● **Set problem**: Transcribe every entry word for word. Skip the pictures.

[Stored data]
===============

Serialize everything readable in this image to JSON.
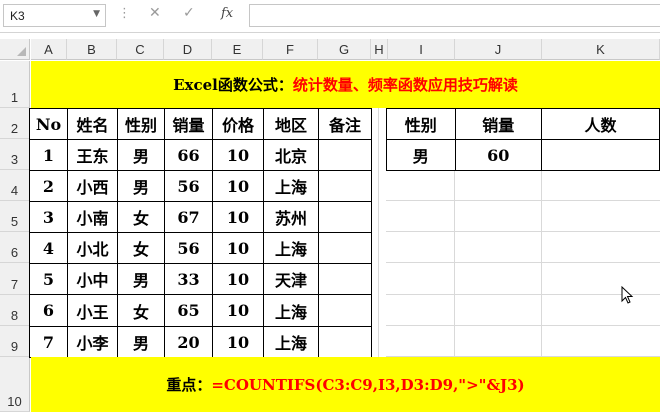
{
  "formula_bar": {
    "name_box": "K3",
    "fx_label": "fx",
    "cancel_symbol": "✕",
    "enter_symbol": "✓",
    "formula": ""
  },
  "columns": [
    "A",
    "B",
    "C",
    "D",
    "E",
    "F",
    "G",
    "H",
    "I",
    "J",
    "K"
  ],
  "rows": [
    "1",
    "2",
    "3",
    "4",
    "5",
    "6",
    "7",
    "8",
    "9",
    "10"
  ],
  "title": {
    "part1": "Excel函数公式：",
    "part2": "统计数量、频率函数应用技巧解读",
    "color_part1": "#000000",
    "color_part2": "#ff0000",
    "background": "#ffff00"
  },
  "table": {
    "headers": [
      "No",
      "姓名",
      "性别",
      "销量",
      "价格",
      "地区",
      "备注"
    ],
    "rows": [
      [
        "1",
        "王东",
        "男",
        "66",
        "10",
        "北京",
        ""
      ],
      [
        "2",
        "小西",
        "男",
        "56",
        "10",
        "上海",
        ""
      ],
      [
        "3",
        "小南",
        "女",
        "67",
        "10",
        "苏州",
        ""
      ],
      [
        "4",
        "小北",
        "女",
        "56",
        "10",
        "上海",
        ""
      ],
      [
        "5",
        "小中",
        "男",
        "33",
        "10",
        "天津",
        ""
      ],
      [
        "6",
        "小王",
        "女",
        "65",
        "10",
        "上海",
        ""
      ],
      [
        "7",
        "小李",
        "男",
        "20",
        "10",
        "上海",
        ""
      ]
    ]
  },
  "criteria": {
    "headers": [
      "性别",
      "销量",
      "人数"
    ],
    "values": [
      "男",
      "60",
      ""
    ]
  },
  "footer": {
    "label": "重点：",
    "formula": "=COUNTIFS(C3:C9,I3,D3:D9,\">\"&J3)",
    "color_label": "#000000",
    "color_formula": "#ff0000",
    "background": "#ffff00"
  }
}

===============

● **Task response**:
Serialize everything readable in this image to JSON.
{
  "formula_bar": {
    "name_box": "K3",
    "fx_label": "fx",
    "cancel_symbol": "✕",
    "enter_symbol": "✓",
    "formula": ""
  },
  "columns": [
    "A",
    "B",
    "C",
    "D",
    "E",
    "F",
    "G",
    "H",
    "I",
    "J",
    "K"
  ],
  "rows": [
    "1",
    "2",
    "3",
    "4",
    "5",
    "6",
    "7",
    "8",
    "9",
    "10"
  ],
  "title": {
    "part1": "Excel函数公式：",
    "part2": "统计数量、频率函数应用技巧解读",
    "color_part1": "#000000",
    "color_part2": "#ff0000",
    "background": "#ffff00"
  },
  "table": {
    "headers": [
      "No",
      "姓名",
      "性别",
      "销量",
      "价格",
      "地区",
      "备注"
    ],
    "rows": [
      [
        "1",
        "王东",
        "男",
        "66",
        "10",
        "北京",
        ""
      ],
      [
        "2",
        "小西",
        "男",
        "56",
        "10",
        "上海",
        ""
      ],
      [
        "3",
        "小南",
        "女",
        "67",
        "10",
        "苏州",
        ""
      ],
      [
        "4",
        "小北",
        "女",
        "56",
        "10",
        "上海",
        ""
      ],
      [
        "5",
        "小中",
        "男",
        "33",
        "10",
        "天津",
        ""
      ],
      [
        "6",
        "小王",
        "女",
        "65",
        "10",
        "上海",
        ""
      ],
      [
        "7",
        "小李",
        "男",
        "20",
        "10",
        "上海",
        ""
      ]
    ]
  },
  "criteria": {
    "headers": [
      "性别",
      "销量",
      "人数"
    ],
    "values": [
      "男",
      "60",
      ""
    ]
  },
  "footer": {
    "label": "重点：",
    "formula": "=COUNTIFS(C3:C9,I3,D3:D9,\">\"&J3)",
    "color_label": "#000000",
    "color_formula": "#ff0000",
    "background": "#ffff00"
  }
}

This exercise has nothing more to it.